= What to work on =
Pick out each line below containing "grazia".

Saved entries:
= = = = = = =

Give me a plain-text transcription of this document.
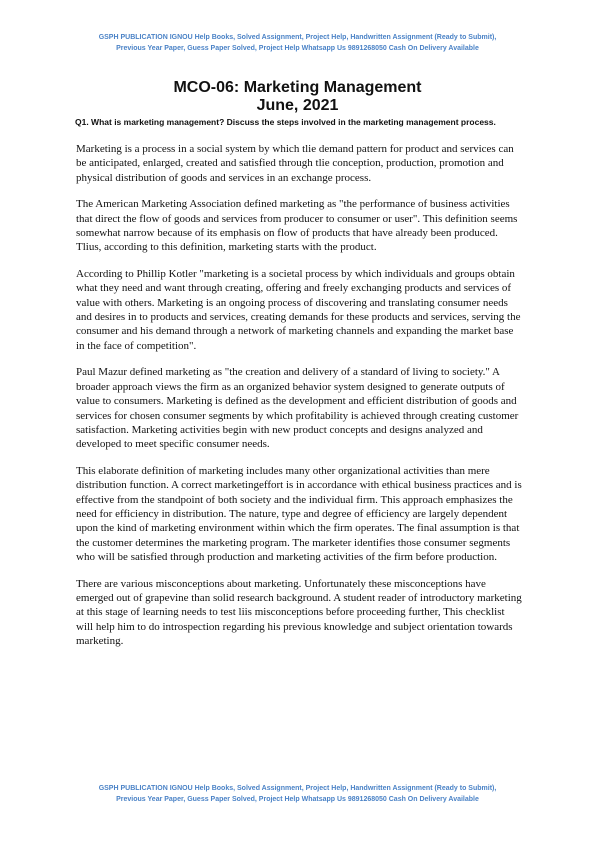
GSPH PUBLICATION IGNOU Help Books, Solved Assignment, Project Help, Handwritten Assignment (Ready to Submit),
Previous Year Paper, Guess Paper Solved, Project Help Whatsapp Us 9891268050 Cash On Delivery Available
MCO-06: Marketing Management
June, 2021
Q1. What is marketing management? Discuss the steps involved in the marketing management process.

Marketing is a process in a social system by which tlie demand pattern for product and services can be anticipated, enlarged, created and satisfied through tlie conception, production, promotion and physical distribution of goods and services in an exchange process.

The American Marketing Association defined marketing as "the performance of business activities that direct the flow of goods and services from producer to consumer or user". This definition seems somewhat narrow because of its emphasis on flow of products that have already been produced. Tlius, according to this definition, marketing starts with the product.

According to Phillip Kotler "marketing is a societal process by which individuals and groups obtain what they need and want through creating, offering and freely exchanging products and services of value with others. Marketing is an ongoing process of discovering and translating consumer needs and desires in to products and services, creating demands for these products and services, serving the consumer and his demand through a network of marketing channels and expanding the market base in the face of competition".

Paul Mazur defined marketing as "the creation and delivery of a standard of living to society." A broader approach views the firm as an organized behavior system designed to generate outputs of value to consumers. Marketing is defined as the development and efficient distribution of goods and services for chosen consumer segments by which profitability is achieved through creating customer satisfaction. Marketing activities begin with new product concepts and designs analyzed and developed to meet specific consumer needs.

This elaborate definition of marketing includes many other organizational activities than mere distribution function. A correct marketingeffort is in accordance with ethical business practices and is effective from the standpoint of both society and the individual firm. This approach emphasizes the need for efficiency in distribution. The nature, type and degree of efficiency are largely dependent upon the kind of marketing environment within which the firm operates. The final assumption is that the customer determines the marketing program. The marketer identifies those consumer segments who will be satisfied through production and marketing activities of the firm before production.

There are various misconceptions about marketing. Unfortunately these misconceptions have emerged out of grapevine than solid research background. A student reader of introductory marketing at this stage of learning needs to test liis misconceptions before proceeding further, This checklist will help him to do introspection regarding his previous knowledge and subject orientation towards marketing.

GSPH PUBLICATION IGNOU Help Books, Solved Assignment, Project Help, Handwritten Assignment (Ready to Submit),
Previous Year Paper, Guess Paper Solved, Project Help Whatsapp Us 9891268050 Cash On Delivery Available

= = = = = = =

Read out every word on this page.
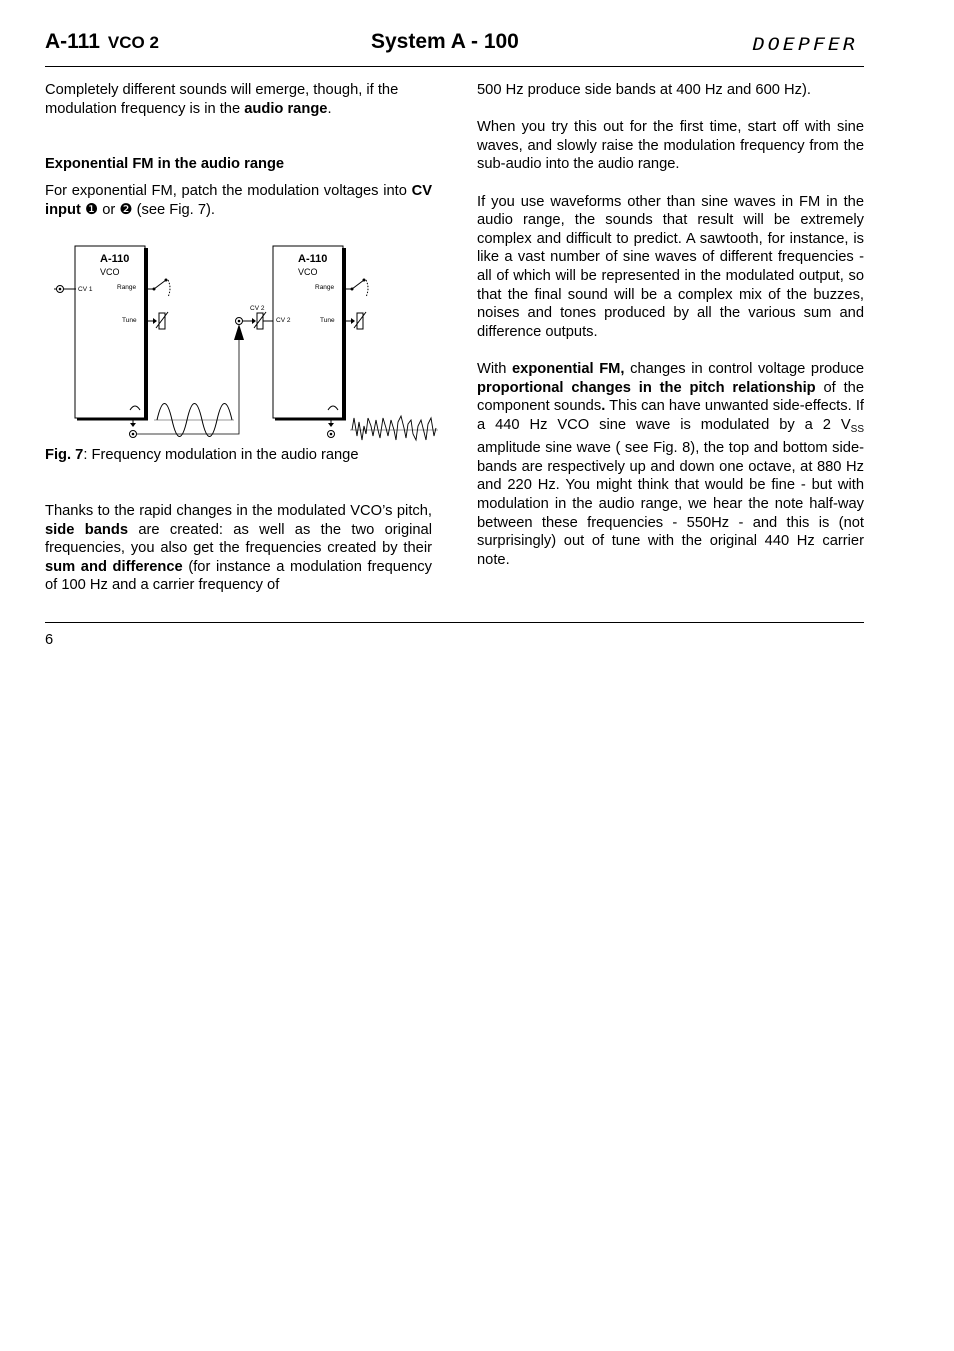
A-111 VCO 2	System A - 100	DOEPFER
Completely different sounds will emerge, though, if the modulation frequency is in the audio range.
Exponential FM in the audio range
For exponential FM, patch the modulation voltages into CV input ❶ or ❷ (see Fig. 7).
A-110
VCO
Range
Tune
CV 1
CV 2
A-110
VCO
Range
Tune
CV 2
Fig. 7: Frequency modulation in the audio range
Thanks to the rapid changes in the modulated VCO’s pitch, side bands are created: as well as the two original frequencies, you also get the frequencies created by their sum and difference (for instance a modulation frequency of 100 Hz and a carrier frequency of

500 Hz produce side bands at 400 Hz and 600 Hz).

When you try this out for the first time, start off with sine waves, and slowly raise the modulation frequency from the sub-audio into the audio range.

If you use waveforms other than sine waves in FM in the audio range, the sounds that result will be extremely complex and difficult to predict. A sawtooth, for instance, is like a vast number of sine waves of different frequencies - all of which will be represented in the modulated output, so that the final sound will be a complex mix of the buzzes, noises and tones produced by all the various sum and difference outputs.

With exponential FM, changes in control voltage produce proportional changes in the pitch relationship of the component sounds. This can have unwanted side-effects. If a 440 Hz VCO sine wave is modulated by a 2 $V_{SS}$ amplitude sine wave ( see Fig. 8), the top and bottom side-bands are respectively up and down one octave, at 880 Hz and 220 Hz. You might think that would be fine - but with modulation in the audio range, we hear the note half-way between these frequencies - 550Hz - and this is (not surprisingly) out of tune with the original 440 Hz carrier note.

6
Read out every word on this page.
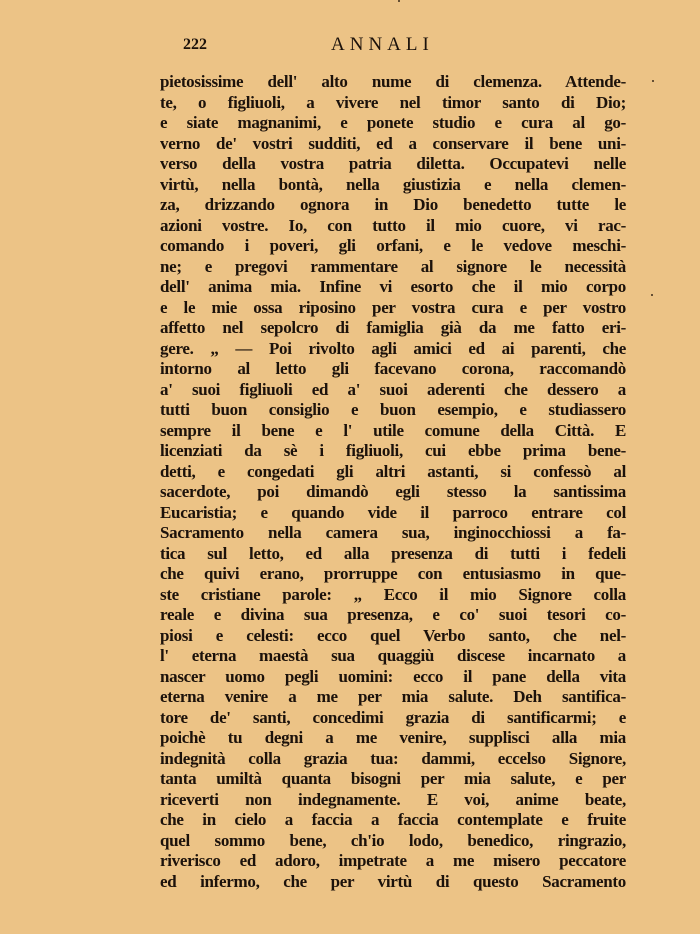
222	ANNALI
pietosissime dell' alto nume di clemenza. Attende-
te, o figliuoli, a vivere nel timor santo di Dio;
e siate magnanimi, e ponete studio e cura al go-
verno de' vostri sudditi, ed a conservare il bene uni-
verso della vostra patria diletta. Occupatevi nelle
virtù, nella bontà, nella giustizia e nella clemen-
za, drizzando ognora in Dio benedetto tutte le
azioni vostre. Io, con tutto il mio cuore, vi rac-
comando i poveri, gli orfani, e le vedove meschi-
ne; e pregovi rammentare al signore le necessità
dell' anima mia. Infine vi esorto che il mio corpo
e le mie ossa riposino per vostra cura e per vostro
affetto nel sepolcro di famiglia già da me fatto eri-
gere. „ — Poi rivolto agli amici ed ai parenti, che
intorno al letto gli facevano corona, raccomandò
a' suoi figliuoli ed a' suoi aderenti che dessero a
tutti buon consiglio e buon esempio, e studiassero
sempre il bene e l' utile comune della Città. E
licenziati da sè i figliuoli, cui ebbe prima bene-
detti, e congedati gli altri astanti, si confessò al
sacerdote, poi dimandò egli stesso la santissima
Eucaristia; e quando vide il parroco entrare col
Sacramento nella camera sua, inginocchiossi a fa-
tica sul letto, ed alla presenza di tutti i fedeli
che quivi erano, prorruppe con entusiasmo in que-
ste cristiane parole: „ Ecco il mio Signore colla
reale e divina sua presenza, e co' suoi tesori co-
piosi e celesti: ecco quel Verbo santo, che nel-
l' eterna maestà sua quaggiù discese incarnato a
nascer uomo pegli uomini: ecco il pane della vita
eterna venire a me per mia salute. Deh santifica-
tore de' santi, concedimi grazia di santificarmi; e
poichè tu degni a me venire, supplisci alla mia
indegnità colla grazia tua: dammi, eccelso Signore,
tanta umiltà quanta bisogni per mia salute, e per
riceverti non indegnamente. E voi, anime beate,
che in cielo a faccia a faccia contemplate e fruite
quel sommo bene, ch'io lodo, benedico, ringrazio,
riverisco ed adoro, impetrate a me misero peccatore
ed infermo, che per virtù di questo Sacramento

= = = = = = =

= Exercise solution =
tore de' santi, concedimi grazia di santificarmi; e
indegnità colla grazia tua: dammi, eccelso Signore,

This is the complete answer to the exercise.